Aim of the task :: Copy each line below in which the string "right" occurs.

Dataset entries ::

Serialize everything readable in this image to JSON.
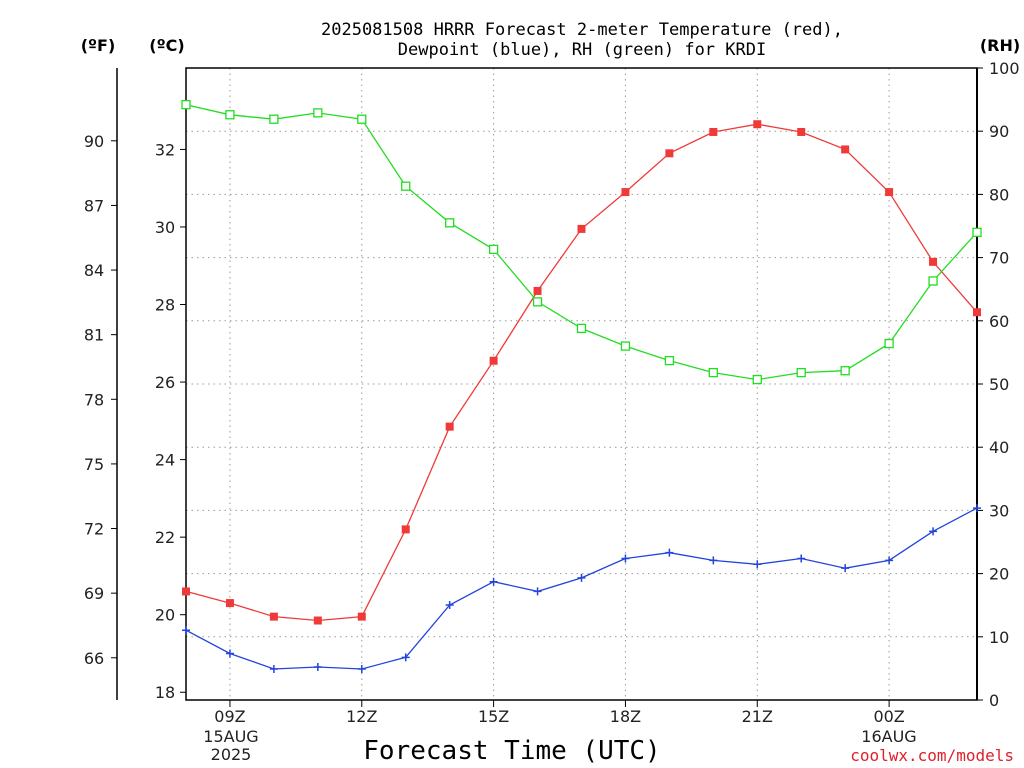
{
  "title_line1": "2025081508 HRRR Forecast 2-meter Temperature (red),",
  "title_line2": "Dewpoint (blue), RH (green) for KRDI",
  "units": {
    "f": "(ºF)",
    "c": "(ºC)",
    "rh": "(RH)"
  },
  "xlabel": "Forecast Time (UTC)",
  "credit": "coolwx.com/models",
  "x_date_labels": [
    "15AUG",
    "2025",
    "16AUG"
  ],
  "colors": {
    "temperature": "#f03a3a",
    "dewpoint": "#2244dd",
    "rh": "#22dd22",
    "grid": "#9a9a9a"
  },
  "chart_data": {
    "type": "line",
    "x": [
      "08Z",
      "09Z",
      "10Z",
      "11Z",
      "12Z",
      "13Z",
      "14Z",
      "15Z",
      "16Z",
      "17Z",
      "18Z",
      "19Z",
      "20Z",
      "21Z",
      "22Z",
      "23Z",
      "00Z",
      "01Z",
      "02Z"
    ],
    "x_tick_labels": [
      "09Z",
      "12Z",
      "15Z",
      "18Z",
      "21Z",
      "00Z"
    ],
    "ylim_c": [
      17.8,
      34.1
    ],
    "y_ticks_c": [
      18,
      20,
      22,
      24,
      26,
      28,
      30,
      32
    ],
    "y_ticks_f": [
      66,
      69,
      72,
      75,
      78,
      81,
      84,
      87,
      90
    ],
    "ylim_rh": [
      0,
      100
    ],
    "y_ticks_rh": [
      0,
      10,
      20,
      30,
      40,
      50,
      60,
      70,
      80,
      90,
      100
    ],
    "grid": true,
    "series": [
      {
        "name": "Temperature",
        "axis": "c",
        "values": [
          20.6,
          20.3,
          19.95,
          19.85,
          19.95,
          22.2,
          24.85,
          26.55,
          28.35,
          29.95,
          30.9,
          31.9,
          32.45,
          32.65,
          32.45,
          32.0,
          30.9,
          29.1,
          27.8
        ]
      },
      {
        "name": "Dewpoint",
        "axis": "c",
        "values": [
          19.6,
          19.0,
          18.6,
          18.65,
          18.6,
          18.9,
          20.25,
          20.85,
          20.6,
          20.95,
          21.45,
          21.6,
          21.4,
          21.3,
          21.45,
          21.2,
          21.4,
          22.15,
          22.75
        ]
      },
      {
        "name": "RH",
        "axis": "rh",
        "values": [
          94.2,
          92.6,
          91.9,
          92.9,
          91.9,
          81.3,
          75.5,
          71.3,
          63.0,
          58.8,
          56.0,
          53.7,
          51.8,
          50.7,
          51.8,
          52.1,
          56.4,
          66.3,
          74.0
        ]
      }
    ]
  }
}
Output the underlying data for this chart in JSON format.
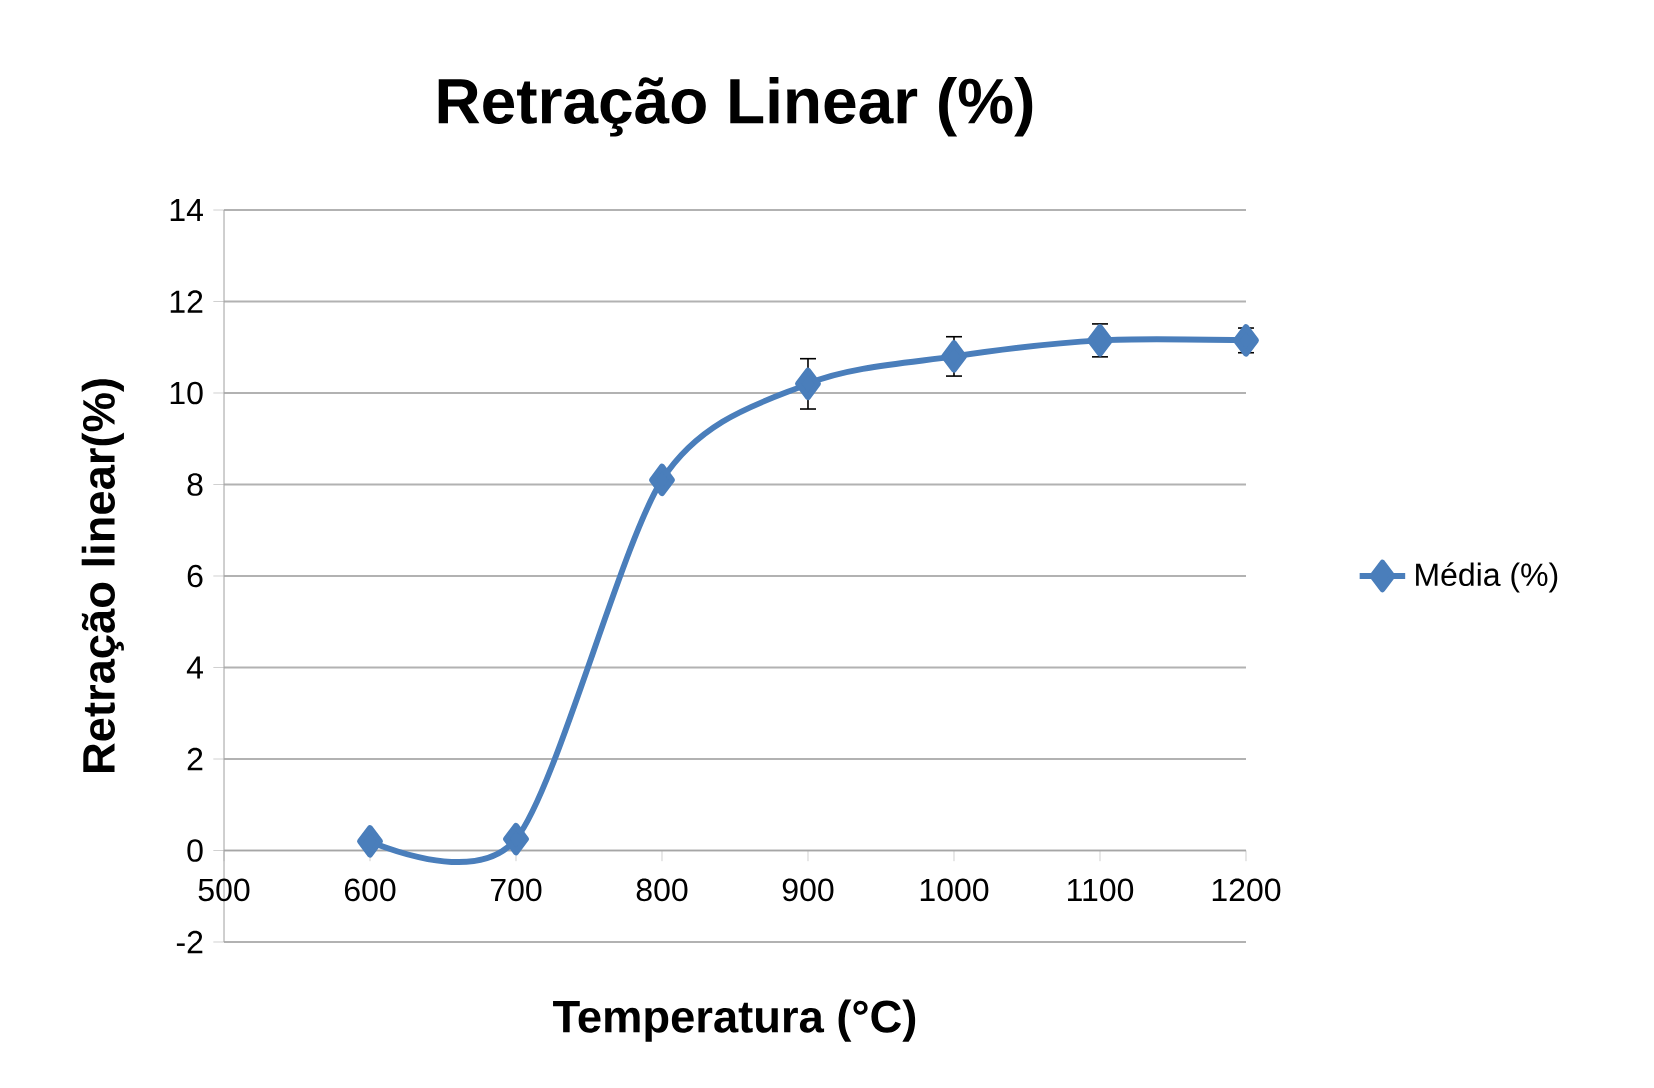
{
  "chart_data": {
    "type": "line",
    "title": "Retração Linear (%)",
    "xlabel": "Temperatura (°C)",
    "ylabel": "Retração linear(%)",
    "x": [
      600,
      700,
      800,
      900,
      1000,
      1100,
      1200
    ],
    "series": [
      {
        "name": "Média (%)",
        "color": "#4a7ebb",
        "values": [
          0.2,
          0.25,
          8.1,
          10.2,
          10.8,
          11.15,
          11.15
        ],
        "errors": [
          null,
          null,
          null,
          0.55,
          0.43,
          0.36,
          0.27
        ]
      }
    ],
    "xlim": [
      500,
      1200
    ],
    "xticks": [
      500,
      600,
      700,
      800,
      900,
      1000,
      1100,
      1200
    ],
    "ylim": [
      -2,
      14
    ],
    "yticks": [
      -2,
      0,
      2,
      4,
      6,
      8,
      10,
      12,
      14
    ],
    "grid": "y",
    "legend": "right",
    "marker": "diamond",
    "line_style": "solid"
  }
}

--

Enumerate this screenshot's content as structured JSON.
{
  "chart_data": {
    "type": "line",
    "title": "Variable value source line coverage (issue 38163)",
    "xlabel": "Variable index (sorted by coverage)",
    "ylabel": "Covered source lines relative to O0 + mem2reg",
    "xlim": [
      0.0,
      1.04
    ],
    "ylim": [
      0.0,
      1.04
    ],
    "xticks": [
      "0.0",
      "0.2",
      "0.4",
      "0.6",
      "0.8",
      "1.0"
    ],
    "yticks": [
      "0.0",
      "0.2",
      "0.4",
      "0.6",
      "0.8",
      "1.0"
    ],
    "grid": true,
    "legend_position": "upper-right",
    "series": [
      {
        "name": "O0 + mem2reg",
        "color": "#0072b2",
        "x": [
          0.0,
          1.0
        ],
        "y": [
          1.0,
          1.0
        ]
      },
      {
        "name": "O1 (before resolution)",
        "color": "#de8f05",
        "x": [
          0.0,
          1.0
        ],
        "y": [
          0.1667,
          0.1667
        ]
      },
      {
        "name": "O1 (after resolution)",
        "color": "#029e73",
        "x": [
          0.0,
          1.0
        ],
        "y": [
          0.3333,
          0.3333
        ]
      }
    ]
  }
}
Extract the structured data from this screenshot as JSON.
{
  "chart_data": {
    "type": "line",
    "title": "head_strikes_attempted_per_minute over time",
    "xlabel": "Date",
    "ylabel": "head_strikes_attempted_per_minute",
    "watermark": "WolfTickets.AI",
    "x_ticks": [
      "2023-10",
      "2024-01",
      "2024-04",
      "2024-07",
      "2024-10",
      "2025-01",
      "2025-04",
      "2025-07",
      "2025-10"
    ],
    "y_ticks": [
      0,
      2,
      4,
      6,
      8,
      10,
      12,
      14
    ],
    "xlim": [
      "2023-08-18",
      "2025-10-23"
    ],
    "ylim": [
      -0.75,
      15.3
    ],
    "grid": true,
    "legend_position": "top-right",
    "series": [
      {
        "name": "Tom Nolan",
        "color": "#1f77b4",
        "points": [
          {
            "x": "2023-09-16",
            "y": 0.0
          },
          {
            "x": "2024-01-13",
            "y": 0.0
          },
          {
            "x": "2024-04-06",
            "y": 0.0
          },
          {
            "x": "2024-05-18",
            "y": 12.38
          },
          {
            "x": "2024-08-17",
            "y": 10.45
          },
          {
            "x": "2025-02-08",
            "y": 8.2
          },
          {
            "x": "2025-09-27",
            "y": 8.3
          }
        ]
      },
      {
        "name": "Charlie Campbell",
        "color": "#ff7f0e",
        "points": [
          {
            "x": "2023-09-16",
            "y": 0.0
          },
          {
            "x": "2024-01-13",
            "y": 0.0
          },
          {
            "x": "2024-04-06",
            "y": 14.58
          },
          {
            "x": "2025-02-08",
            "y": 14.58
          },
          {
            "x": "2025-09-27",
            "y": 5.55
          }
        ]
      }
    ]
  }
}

Expected answer ::
    "legend": "right",
    "legend_position": "upper-right",
    "legend_position": "top-right",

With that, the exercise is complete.